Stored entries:
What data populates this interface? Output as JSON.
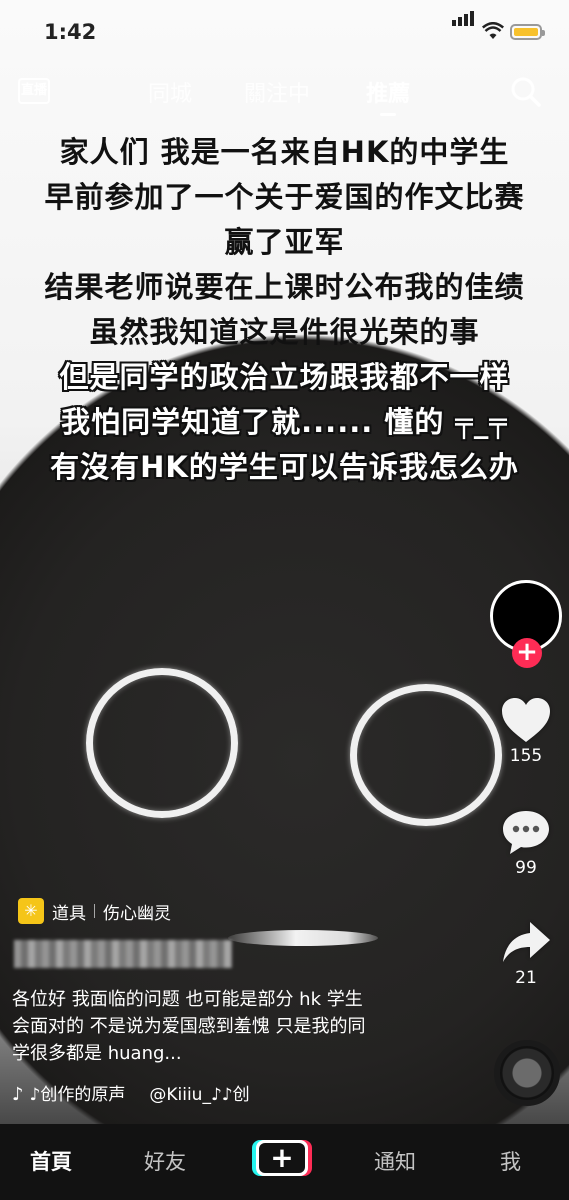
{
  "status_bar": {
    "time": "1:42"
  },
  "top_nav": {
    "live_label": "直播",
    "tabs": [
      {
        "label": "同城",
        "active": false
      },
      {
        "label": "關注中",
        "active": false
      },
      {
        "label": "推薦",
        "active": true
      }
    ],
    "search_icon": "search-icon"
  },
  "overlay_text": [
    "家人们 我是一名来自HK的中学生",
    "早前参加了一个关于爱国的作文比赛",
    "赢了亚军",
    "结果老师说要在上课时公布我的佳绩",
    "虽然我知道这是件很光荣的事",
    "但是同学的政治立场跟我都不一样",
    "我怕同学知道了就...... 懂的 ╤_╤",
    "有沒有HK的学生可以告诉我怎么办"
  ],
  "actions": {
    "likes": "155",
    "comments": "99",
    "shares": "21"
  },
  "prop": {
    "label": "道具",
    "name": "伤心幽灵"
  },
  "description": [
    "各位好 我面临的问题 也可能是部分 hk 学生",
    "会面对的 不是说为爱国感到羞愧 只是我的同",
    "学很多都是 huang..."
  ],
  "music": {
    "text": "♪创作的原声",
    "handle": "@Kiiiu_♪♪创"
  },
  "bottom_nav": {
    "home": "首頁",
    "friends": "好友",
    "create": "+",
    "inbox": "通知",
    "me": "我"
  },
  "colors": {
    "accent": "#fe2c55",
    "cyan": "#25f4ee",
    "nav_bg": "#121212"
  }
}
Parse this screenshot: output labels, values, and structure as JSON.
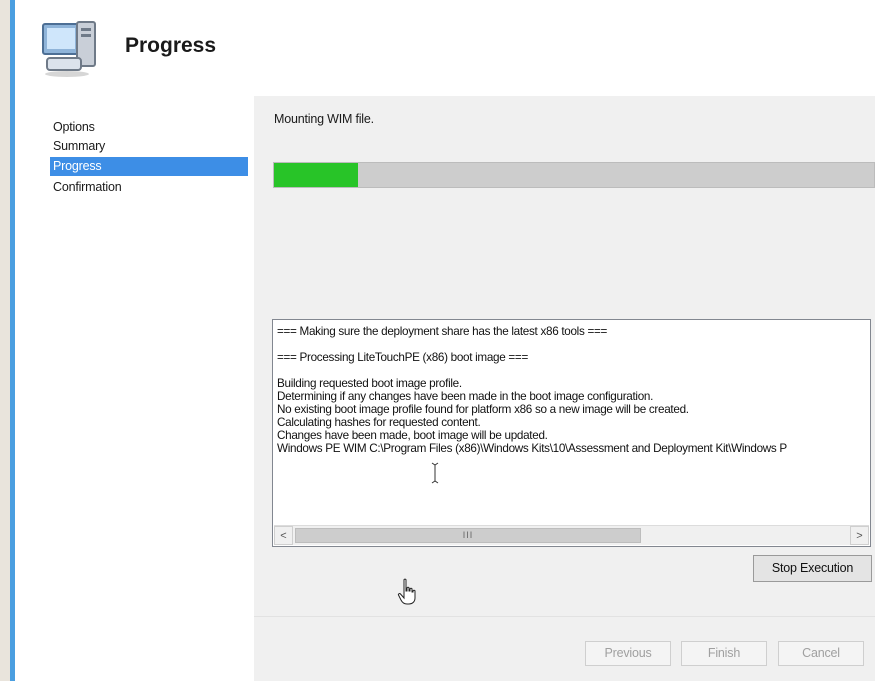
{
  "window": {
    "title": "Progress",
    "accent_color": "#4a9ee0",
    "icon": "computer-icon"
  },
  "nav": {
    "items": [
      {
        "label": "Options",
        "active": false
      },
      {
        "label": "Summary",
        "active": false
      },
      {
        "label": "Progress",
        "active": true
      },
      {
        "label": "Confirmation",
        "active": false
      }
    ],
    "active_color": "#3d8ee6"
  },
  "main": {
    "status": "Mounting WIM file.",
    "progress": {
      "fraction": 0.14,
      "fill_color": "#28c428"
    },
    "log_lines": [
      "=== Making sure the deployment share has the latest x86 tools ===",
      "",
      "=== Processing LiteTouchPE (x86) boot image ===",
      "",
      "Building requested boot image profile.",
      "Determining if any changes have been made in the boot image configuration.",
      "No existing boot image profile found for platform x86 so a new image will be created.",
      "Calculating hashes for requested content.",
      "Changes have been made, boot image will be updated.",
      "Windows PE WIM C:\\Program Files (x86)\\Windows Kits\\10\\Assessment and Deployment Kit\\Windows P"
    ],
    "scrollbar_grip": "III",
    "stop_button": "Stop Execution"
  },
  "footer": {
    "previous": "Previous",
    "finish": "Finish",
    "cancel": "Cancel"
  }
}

* * *

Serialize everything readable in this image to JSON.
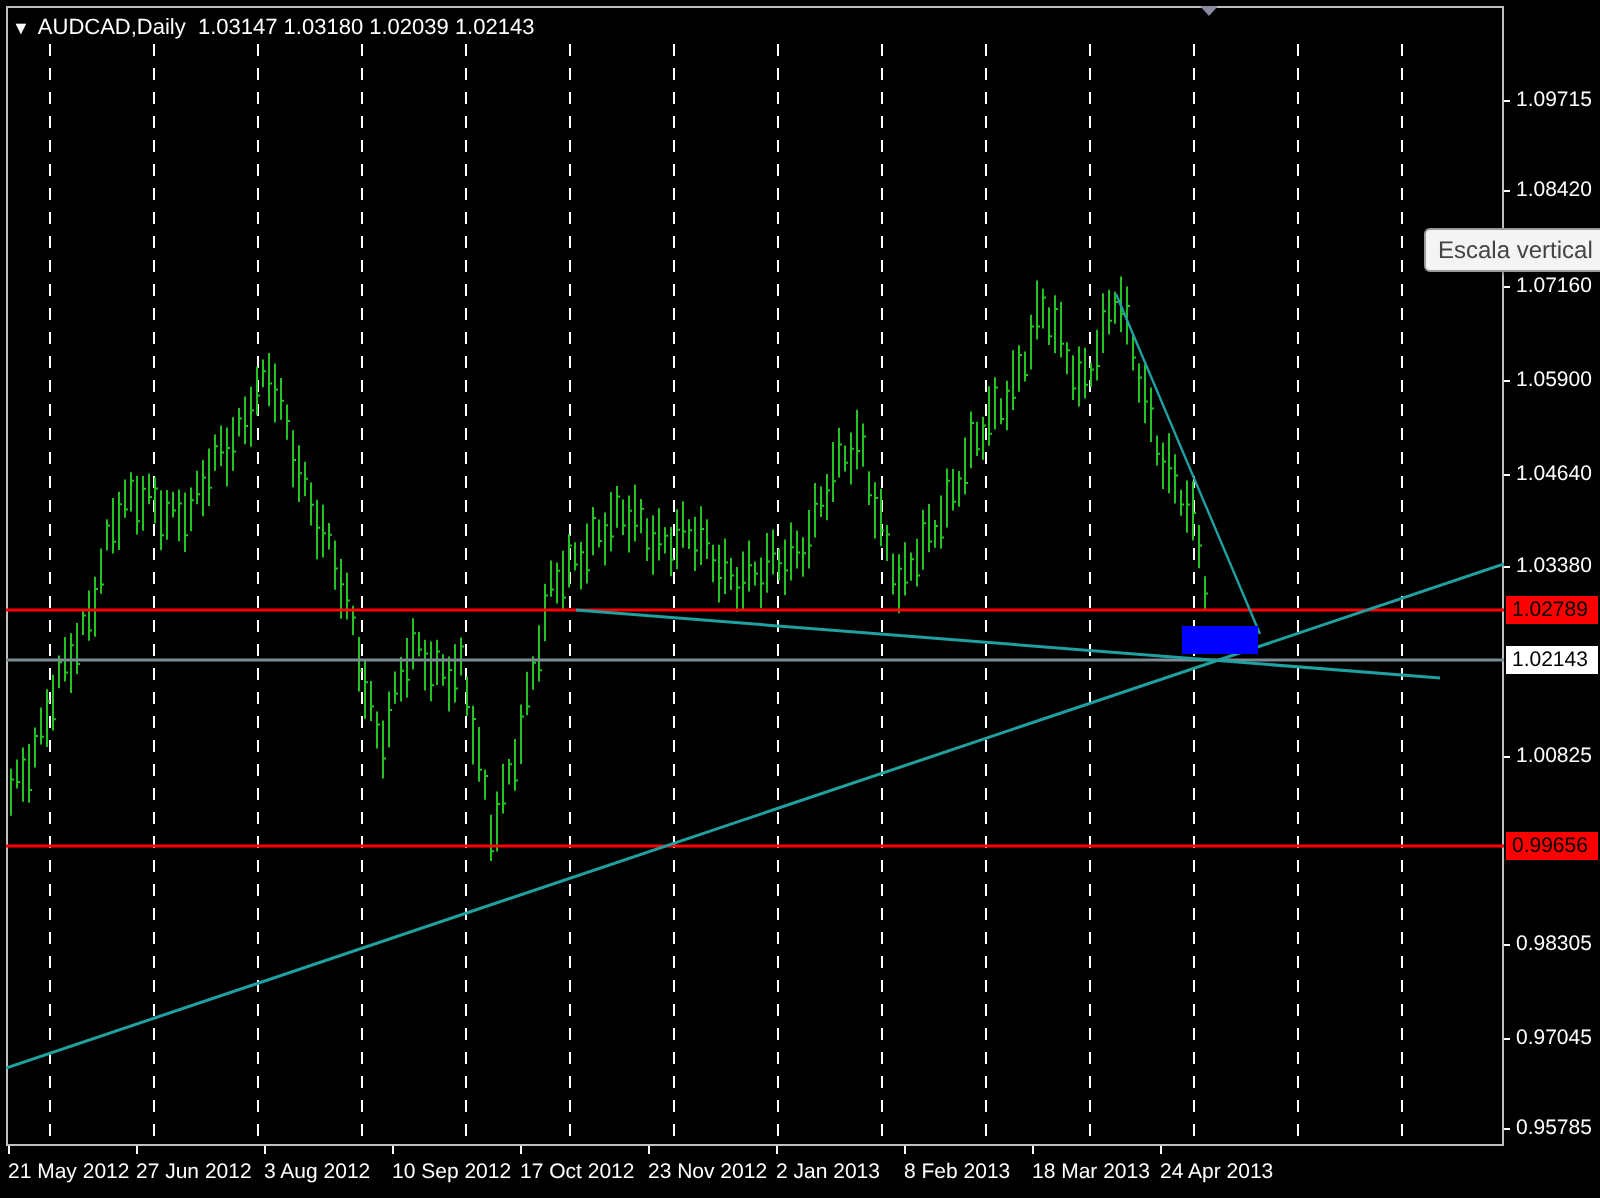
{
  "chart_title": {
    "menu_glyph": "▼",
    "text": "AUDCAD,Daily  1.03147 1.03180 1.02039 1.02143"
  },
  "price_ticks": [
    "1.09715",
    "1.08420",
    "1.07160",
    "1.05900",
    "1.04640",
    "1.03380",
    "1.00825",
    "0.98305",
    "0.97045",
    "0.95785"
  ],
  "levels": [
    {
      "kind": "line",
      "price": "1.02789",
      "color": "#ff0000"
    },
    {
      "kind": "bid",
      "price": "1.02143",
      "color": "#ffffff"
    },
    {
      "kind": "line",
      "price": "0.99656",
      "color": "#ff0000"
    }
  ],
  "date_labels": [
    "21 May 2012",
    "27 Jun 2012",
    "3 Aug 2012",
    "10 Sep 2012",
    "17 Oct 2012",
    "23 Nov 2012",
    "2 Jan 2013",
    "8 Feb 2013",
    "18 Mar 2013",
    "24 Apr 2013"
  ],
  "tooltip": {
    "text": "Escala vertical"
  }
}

→ **CHALLENGE**
Filter the listing above for the string "this" and copy every matching line.

→ **EXPECTED OUTPUT**
What data populates this interface? Output as JSON.
Parse this screenshot: output labels, values, and structure as JSON.
Serialize everything readable in this image to JSON.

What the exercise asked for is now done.